Copy each line of the data below with the word "Thousands".

------------------------------------------------

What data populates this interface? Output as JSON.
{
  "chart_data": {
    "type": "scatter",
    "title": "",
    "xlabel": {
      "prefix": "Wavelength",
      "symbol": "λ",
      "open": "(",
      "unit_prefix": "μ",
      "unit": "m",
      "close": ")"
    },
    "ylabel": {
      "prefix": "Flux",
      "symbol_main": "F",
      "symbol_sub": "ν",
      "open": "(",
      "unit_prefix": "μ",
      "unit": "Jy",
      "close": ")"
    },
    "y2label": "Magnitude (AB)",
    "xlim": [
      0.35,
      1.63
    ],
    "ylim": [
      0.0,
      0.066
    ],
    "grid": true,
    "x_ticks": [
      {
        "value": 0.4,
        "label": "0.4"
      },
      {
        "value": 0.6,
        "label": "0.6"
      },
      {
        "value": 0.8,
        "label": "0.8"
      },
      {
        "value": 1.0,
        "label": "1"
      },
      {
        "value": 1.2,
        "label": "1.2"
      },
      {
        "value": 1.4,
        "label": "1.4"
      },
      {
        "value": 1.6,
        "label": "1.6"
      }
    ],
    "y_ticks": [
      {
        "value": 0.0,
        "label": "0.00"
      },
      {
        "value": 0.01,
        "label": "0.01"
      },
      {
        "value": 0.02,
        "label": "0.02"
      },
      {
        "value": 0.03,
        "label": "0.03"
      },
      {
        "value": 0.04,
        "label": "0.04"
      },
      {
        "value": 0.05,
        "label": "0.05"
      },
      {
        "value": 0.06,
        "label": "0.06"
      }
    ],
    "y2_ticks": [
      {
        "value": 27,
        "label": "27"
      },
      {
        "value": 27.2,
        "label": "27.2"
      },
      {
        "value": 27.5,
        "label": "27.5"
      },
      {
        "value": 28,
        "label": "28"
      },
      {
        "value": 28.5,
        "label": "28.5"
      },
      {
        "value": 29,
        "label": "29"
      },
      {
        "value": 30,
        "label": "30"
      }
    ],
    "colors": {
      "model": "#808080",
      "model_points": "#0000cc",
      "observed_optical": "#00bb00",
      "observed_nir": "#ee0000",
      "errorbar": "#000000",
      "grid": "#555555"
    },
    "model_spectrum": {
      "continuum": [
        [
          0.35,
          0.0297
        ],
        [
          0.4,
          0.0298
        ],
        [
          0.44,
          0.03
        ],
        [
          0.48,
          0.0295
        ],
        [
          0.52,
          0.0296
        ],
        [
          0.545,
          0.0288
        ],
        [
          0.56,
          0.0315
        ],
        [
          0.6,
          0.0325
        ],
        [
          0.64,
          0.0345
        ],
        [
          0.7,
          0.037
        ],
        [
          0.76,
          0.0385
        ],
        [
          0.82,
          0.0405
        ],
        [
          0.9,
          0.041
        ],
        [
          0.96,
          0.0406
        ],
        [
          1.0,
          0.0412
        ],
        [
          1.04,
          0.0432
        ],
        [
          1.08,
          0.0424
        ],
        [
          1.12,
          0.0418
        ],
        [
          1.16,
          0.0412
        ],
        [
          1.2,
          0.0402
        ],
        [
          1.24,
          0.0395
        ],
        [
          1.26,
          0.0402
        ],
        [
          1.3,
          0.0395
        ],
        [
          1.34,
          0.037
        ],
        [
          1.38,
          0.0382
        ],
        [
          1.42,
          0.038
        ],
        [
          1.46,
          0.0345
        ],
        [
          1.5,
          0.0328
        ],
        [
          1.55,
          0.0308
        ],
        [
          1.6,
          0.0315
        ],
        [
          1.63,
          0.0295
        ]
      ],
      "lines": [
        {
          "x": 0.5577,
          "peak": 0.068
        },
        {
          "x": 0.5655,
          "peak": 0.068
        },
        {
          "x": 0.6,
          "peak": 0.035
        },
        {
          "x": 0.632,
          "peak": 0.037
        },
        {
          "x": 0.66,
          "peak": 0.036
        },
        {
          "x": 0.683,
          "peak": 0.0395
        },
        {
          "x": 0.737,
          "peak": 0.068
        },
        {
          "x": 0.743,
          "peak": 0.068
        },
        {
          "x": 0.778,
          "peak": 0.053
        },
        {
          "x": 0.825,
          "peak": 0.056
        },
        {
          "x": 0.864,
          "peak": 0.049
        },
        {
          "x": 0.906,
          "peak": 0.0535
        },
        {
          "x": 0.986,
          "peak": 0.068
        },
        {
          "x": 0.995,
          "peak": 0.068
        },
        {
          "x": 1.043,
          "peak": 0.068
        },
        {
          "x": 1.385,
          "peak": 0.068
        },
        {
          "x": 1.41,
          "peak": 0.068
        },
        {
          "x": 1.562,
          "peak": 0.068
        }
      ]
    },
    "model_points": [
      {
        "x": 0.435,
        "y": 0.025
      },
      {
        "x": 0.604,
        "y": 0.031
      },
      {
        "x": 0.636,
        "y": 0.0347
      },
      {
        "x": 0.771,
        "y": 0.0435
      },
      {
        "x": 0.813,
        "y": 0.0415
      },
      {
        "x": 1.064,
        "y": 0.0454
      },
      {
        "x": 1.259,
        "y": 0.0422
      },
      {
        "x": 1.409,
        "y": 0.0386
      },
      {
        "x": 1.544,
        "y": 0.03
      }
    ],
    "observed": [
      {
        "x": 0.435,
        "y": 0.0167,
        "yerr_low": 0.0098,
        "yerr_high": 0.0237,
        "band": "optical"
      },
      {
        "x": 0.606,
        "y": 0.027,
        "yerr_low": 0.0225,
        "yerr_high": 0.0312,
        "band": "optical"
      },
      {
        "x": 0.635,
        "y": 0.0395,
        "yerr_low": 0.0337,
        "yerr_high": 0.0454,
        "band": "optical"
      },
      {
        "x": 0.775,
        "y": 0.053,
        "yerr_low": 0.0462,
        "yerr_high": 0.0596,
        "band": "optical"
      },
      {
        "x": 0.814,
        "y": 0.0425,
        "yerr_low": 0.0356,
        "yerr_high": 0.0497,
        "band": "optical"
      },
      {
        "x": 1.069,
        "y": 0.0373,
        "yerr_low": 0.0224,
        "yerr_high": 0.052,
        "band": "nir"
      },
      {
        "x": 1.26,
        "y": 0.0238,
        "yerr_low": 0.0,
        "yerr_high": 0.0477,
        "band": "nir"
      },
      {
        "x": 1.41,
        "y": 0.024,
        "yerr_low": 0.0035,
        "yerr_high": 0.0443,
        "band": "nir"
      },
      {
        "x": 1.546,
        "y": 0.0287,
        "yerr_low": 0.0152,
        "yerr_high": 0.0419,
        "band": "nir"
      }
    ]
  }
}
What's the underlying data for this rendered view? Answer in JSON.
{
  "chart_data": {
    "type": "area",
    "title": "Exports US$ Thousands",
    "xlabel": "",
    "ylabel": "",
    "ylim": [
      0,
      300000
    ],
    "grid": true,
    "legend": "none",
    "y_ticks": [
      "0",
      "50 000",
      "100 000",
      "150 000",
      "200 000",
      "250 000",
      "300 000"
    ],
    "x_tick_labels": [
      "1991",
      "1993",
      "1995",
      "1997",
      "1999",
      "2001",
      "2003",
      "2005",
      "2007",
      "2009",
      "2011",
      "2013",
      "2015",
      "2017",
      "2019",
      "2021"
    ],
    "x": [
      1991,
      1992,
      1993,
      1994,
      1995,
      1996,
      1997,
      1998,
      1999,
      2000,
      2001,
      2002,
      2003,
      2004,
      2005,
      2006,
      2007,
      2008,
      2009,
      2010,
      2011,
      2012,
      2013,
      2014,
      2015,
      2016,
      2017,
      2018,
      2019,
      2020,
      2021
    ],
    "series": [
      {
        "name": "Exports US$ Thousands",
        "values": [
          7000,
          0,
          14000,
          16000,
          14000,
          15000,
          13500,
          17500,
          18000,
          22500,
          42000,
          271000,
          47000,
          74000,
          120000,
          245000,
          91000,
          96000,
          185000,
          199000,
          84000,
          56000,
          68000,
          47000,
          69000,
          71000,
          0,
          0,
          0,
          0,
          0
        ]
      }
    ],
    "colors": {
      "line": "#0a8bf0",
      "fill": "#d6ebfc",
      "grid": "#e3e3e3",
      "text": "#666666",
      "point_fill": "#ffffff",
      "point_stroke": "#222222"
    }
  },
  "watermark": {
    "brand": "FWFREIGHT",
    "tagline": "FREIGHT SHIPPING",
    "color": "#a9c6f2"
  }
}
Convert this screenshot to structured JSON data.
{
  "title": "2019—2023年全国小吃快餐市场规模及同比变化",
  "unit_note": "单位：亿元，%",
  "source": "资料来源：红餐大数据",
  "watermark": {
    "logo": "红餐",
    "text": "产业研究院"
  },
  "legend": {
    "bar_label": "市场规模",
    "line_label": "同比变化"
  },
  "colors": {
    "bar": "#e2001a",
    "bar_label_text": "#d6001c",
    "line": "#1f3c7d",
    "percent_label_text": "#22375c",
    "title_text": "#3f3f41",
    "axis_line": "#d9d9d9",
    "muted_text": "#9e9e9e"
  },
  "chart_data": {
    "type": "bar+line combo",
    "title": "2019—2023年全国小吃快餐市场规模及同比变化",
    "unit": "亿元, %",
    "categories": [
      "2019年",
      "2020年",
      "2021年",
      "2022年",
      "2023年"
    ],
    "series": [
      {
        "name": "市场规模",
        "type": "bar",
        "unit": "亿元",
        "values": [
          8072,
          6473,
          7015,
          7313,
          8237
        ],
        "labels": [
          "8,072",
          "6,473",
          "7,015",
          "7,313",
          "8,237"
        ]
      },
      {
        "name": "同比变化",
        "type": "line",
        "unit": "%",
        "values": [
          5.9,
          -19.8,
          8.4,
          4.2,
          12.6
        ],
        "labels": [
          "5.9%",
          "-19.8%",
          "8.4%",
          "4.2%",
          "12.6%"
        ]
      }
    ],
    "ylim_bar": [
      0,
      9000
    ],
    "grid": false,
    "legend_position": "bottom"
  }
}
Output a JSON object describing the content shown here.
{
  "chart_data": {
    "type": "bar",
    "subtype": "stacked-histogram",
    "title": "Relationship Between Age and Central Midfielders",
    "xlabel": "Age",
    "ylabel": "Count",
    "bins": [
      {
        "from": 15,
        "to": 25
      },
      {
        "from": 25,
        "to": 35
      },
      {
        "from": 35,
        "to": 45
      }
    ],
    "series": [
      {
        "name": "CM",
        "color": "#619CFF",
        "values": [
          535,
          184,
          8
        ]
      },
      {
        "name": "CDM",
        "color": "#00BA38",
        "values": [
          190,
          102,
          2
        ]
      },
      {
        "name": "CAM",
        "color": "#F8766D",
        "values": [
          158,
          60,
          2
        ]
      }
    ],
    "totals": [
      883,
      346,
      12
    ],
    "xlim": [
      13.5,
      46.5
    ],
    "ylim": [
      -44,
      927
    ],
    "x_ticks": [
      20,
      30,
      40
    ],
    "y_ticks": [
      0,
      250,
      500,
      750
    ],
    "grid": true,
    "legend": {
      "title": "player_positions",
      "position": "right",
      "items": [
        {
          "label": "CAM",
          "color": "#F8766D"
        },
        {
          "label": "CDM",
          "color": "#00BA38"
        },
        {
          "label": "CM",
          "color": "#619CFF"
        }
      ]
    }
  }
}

------------------------------------------------

■ FINAL ANSWER
    "title": "Exports US$ Thousands",
        "name": "Exports US$ Thousands",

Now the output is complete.